EXERCISE DETAILS:
Give all of the lines again, with nothing added or dropped.

EXERCISE INPUT:
┄┄┄┄┄┄

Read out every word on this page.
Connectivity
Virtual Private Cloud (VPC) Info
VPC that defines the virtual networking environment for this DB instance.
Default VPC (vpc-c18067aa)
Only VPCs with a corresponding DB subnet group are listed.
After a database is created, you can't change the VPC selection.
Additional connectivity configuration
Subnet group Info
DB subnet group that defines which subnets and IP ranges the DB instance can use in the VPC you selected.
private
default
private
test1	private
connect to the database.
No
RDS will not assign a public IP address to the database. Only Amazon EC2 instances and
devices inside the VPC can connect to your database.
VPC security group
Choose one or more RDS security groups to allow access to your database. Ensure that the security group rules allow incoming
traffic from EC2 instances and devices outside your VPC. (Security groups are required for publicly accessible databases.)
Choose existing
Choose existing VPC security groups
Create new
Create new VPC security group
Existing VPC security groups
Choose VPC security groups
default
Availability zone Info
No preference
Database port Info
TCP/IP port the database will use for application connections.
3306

┄┄┄┄┄┄

COMPLETED EXERCISE:
Read out every word on this page.
Connectivity
Virtual Private Cloud (VPC) Info
VPC that defines the virtual networking environment for this DB instance.
Default VPC (vpc-c18067aa)
Only VPCs with a corresponding DB subnet group are listed.
After a database is created, you can't change the VPC selection.
Additional connectivity configuration
Subnet group Info
DB subnet group that defines which subnets and IP ranges the DB instance can use in the VPC you selected.
private
default
private
test1	private
connect to the database.
No
RDS will not assign a public IP address to the database. Only Amazon EC2 instances and
devices inside the VPC can connect to your database.
VPC security group
Choose one or more RDS security groups to allow access to your database. Ensure that the security group rules allow incoming
traffic from EC2 instances and devices outside your VPC. (Security groups are required for publicly accessible databases.)
Choose existing
Choose existing VPC security groups
Create new
Create new VPC security group
Existing VPC security groups
Choose VPC security groups
default
Availability zone Info
No preference
Database port Info
TCP/IP port the database will use for application connections.
3306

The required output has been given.